#### Assignment 1
In the piece on Labrador retrievers below, how much does the writer's yellow Lab weigh?
#### Assignment 2
For each statement below, say whether it agrees with the piece on Labrador retrievers, and quote the words of the piece that decide it: (a) Danger is an obedient dog. (b) Danger has figured out on his own how to open the fridge. (c) Most of the writer's coworkers who took up hunting had hunted with their fathers.

#### Excerpted passage
+===+
Danger at Spago, in Beaver Creek. He's such a messy drunk.
Ah, Josh, the old damnation by adulation trick. But let’s face it, you just can’t help talking about Labs.
As dogs go, I prefer the ones that can wear their mud, pull shotgunned ducks from the freezing marsh, and show up for drinks at Spago without so much as a bath. (No offense, Jack, but the blow-dried look is so Westminster.)
The beauty in a well-trained Lab—training is crucial, because without it they’re as crazy as any cur—is a go-for-broke athletic drive paired with a blessed off-switch. I’ve got two of them that sleep under my desk all day and go everywhere and do everything with me. The yellow weighs just 55 pounds and is tough, calm, and faithful. He holds out a paw for me to snip his nails and pull cactus spurs, and even Superglue a ski-edge laceration. The chocolate, Danger, is faithful.
He’s not obedient, but he’s by far the smartest dog I know. They say border collies can learn 150 words. A toddler can do that. Danger has taught himself how to open the fridge like he’s got opposable thumbs. He pretends like he’s just going to the kitchen for water, peeks around the corner to see if anyone’s looking, and then helps himself. I read somewhere that deception is one of the most advanced forms of cognition and that only humans and maybe one or two great apes can do it. It requires empathy—placing yourself in your opponent’s reality in order to outsmart him (me).
Labs also inspire empathy. That’s why Hollywood mints tear jerkers about them every few years. There’s a reason Yeller and Marley were Labs. They do the cute human things with their eyes. That and it’s a lot harder to make a thrilling scene about a boy and his dog going herding.
A light-framed field-bred Lab, can run like a husky—even Iditarod king Lance Mackey mixes some Lab genetics into his sled-dog lines—swim like a Newfy, and snooze like Homer Simpson. They do a lot of the same working-dog jobs border collies and Aussies are good at, but they excel at one in particular: hunting.

Despite being brought up in polite urban society and kept safely away from our one or two southern uncles, guys our age are finding their way back to hunting. I don’t really have hard numbers to back my claim, but easily half the guys I work with have taken it up in the last five years—most of them not having hunted with their fathers. And on this score, there just isn’t a more versatile hunting dog than the Labrador retriever. I’ve skied a lot of powder runs and kayaked some nice rivers, and I’m telling you: watching a dog you trained find a bird and then make a long retrieve after the shot is every bit as good.
+===+
#### Provided information

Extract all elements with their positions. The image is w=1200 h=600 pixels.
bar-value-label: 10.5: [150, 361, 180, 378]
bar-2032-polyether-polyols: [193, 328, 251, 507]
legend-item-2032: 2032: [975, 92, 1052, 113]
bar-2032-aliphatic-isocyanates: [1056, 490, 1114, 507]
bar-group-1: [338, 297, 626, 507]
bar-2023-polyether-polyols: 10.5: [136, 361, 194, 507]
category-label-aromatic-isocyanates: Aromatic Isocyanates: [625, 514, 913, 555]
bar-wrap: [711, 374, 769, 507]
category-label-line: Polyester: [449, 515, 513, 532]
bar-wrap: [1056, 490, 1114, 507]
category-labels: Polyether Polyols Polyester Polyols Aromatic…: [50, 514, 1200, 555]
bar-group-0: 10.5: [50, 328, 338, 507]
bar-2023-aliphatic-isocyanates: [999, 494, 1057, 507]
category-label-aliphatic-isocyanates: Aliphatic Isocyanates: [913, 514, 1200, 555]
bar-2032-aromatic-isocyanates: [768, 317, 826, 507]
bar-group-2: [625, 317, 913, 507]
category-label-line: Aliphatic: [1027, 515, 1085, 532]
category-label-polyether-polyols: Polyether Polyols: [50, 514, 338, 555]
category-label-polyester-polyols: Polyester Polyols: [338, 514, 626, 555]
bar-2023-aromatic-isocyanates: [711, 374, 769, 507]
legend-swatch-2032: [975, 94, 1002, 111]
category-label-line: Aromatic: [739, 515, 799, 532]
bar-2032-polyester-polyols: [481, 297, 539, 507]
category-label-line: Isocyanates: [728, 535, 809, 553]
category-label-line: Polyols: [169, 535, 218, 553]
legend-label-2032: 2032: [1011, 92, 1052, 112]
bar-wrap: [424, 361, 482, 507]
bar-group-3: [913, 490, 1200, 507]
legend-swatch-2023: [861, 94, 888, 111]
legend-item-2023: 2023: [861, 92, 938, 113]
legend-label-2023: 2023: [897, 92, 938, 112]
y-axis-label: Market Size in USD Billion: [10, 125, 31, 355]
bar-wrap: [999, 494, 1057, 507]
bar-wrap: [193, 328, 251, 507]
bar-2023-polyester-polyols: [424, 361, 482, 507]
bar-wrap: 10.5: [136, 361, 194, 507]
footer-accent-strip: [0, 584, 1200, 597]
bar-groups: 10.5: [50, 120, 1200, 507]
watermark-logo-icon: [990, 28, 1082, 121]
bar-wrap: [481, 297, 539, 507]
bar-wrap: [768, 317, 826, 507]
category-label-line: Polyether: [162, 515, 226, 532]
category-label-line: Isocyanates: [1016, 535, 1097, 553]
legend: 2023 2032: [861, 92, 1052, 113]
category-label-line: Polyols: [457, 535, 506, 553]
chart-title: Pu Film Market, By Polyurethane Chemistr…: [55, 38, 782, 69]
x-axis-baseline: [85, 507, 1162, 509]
+===+
#### Problem solution 1
55 pounds

#### Problem solution 2
(a) No: "He’s not obedient, but he’s by far the smartest dog I know."
(b) Yes: "Danger has taught himself how to open the fridge like he’s got opposable thumbs."
(c) No: "most of them not having hunted with their fathers."